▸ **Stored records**
----------------

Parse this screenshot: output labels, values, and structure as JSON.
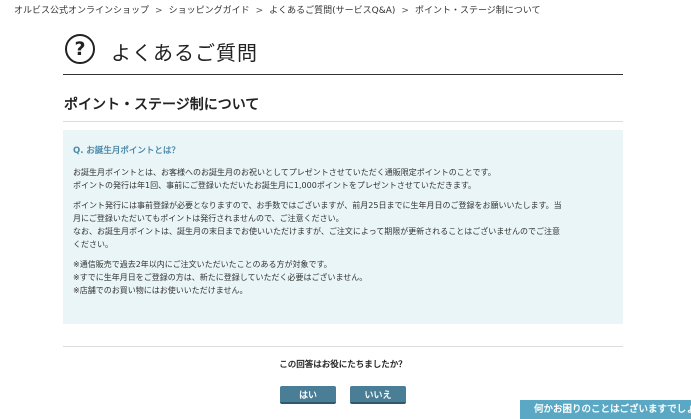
{
  "breadcrumb": {
    "items": [
      "オルビス公式オンラインショップ",
      "ショッピングガイド",
      "よくあるご質問(サービスQ&A)"
    ],
    "current": "ポイント・ステージ制について",
    "separator": ">"
  },
  "header": {
    "icon_glyph": "?",
    "title": "よくあるご質問"
  },
  "section": {
    "title": "ポイント・ステージ制について"
  },
  "faq": {
    "question": "Q. お誕生月ポイントとは？",
    "paragraphs": [
      [
        "お誕生月ポイントとは、お客様へのお誕生月のお祝いとしてプレゼントさせていただく通販限定ポイントのことです。",
        "ポイントの発行は年1回、事前にご登録いただいたお誕生月に1,000ポイントをプレゼントさせていただきます。"
      ],
      [
        "ポイント発行には事前登録が必要となりますので、お手数ではございますが、前月25日までに生年月日のご登録をお願いいたします。当",
        "月にご登録いただいてもポイントは発行されませんので、ご注意ください。",
        "なお、お誕生月ポイントは、誕生月の末日までお使いいただけますが、ご注文によって期限が更新されることはございませんのでご注意",
        "ください。"
      ],
      [
        "※通信販売で過去2年以内にご注文いただいたことのある方が対象です。",
        "※すでに生年月日をご登録の方は、新たに登録していただく必要はございません。",
        "※店舗でのお買い物にはお使いいただけません。"
      ]
    ]
  },
  "feedback": {
    "question": "この回答はお役にたちましたか？",
    "yes_label": "はい",
    "no_label": "いいえ"
  },
  "help_tab": {
    "label": "何かお困りのことはございますでしょうか"
  },
  "colors": {
    "accent": "#4a7d96",
    "faq_background": "#eaf5f7",
    "question_text": "#4d8aa8",
    "help_tab": "#5aa8c4"
  }
}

----------------

▸ **Aim**
Omit every picture, then repeat the remaining data exactly as it appears above.

▸ **In response**
Parse this screenshot: output labels, values, and structure as JSON.
{
  "breadcrumb": {
    "items": [
      "オルビス公式オンラインショップ",
      "ショッピングガイド",
      "よくあるご質問(サービスQ&A)"
    ],
    "current": "ポイント・ステージ制について",
    "separator": ">"
  },
  "header": {
    "icon_glyph": "?",
    "title": "よくあるご質問"
  },
  "section": {
    "title": "ポイント・ステージ制について"
  },
  "faq": {
    "question": "Q. お誕生月ポイントとは？",
    "paragraphs": [
      [
        "お誕生月ポイントとは、お客様へのお誕生月のお祝いとしてプレゼントさせていただく通販限定ポイントのことです。",
        "ポイントの発行は年1回、事前にご登録いただいたお誕生月に1,000ポイントをプレゼントさせていただきます。"
      ],
      [
        "ポイント発行には事前登録が必要となりますので、お手数ではございますが、前月25日までに生年月日のご登録をお願いいたします。当",
        "月にご登録いただいてもポイントは発行されませんので、ご注意ください。",
        "なお、お誕生月ポイントは、誕生月の末日までお使いいただけますが、ご注文によって期限が更新されることはございませんのでご注意",
        "ください。"
      ],
      [
        "※通信販売で過去2年以内にご注文いただいたことのある方が対象です。",
        "※すでに生年月日をご登録の方は、新たに登録していただく必要はございません。",
        "※店舗でのお買い物にはお使いいただけません。"
      ]
    ]
  },
  "feedback": {
    "question": "この回答はお役にたちましたか？",
    "yes_label": "はい",
    "no_label": "いいえ"
  },
  "help_tab": {
    "label": "何かお困りのことはございますでしょうか"
  },
  "colors": {
    "accent": "#4a7d96",
    "faq_background": "#eaf5f7",
    "question_text": "#4d8aa8",
    "help_tab": "#5aa8c4"
  }
}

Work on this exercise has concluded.